Description of the task:
Repeat every record below exactly as written.

** Begin **

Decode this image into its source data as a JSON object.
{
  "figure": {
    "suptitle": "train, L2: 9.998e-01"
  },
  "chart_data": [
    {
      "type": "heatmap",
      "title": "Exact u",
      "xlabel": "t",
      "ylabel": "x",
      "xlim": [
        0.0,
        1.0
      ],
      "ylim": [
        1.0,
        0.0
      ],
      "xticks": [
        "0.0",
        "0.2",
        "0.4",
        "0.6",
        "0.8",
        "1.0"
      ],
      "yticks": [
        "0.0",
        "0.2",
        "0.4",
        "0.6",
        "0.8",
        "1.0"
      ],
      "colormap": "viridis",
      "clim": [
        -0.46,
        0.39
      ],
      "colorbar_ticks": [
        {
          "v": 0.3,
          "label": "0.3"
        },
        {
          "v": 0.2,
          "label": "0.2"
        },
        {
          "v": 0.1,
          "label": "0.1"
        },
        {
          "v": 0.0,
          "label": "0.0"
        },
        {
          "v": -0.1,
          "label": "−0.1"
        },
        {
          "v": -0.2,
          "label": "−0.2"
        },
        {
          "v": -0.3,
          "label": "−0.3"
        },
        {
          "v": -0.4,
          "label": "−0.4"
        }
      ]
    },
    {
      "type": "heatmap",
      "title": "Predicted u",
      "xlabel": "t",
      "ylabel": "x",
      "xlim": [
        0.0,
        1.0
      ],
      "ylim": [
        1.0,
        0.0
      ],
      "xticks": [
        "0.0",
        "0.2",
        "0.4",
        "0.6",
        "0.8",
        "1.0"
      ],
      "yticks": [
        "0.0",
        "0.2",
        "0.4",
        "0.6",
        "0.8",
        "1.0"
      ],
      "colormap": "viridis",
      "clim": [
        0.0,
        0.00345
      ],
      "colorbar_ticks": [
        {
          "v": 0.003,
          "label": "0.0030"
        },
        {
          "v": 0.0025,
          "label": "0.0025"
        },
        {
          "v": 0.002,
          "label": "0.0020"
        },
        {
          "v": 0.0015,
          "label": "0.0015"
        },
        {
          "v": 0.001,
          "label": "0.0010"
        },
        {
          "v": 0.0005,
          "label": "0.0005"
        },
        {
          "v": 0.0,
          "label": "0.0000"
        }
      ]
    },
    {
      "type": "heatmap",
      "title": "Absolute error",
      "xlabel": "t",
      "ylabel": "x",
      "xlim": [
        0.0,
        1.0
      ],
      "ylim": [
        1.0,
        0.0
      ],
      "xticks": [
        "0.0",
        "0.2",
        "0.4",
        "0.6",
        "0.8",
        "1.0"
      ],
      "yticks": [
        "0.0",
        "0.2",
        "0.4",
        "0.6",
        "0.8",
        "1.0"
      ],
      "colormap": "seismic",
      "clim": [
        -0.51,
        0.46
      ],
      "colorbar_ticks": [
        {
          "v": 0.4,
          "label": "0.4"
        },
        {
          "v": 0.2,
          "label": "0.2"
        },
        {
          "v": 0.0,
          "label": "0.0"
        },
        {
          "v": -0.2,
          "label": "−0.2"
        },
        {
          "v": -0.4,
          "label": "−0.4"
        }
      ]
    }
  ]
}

** End **

Answer to the task:
Decode this image into its source data as a JSON object.
{
  "figure": {
    "suptitle": "train, L2: 9.998e-01"
  },
  "chart_data": [
    {
      "type": "heatmap",
      "title": "Exact u",
      "xlabel": "t",
      "ylabel": "x",
      "xlim": [
        0.0,
        1.0
      ],
      "ylim": [
        1.0,
        0.0
      ],
      "xticks": [
        "0.0",
        "0.2",
        "0.4",
        "0.6",
        "0.8",
        "1.0"
      ],
      "yticks": [
        "0.0",
        "0.2",
        "0.4",
        "0.6",
        "0.8",
        "1.0"
      ],
      "colormap": "viridis",
      "clim": [
        -0.46,
        0.39
      ],
      "colorbar_ticks": [
        {
          "v": 0.3,
          "label": "0.3"
        },
        {
          "v": 0.2,
          "label": "0.2"
        },
        {
          "v": 0.1,
          "label": "0.1"
        },
        {
          "v": 0.0,
          "label": "0.0"
        },
        {
          "v": -0.1,
          "label": "−0.1"
        },
        {
          "v": -0.2,
          "label": "−0.2"
        },
        {
          "v": -0.3,
          "label": "−0.3"
        },
        {
          "v": -0.4,
          "label": "−0.4"
        }
      ]
    },
    {
      "type": "heatmap",
      "title": "Predicted u",
      "xlabel": "t",
      "ylabel": "x",
      "xlim": [
        0.0,
        1.0
      ],
      "ylim": [
        1.0,
        0.0
      ],
      "xticks": [
        "0.0",
        "0.2",
        "0.4",
        "0.6",
        "0.8",
        "1.0"
      ],
      "yticks": [
        "0.0",
        "0.2",
        "0.4",
        "0.6",
        "0.8",
        "1.0"
      ],
      "colormap": "viridis",
      "clim": [
        0.0,
        0.00345
      ],
      "colorbar_ticks": [
        {
          "v": 0.003,
          "label": "0.0030"
        },
        {
          "v": 0.0025,
          "label": "0.0025"
        },
        {
          "v": 0.002,
          "label": "0.0020"
        },
        {
          "v": 0.0015,
          "label": "0.0015"
        },
        {
          "v": 0.001,
          "label": "0.0010"
        },
        {
          "v": 0.0005,
          "label": "0.0005"
        },
        {
          "v": 0.0,
          "label": "0.0000"
        }
      ]
    },
    {
      "type": "heatmap",
      "title": "Absolute error",
      "xlabel": "t",
      "ylabel": "x",
      "xlim": [
        0.0,
        1.0
      ],
      "ylim": [
        1.0,
        0.0
      ],
      "xticks": [
        "0.0",
        "0.2",
        "0.4",
        "0.6",
        "0.8",
        "1.0"
      ],
      "yticks": [
        "0.0",
        "0.2",
        "0.4",
        "0.6",
        "0.8",
        "1.0"
      ],
      "colormap": "seismic",
      "clim": [
        -0.51,
        0.46
      ],
      "colorbar_ticks": [
        {
          "v": 0.4,
          "label": "0.4"
        },
        {
          "v": 0.2,
          "label": "0.2"
        },
        {
          "v": 0.0,
          "label": "0.0"
        },
        {
          "v": -0.2,
          "label": "−0.2"
        },
        {
          "v": -0.4,
          "label": "−0.4"
        }
      ]
    }
  ]
}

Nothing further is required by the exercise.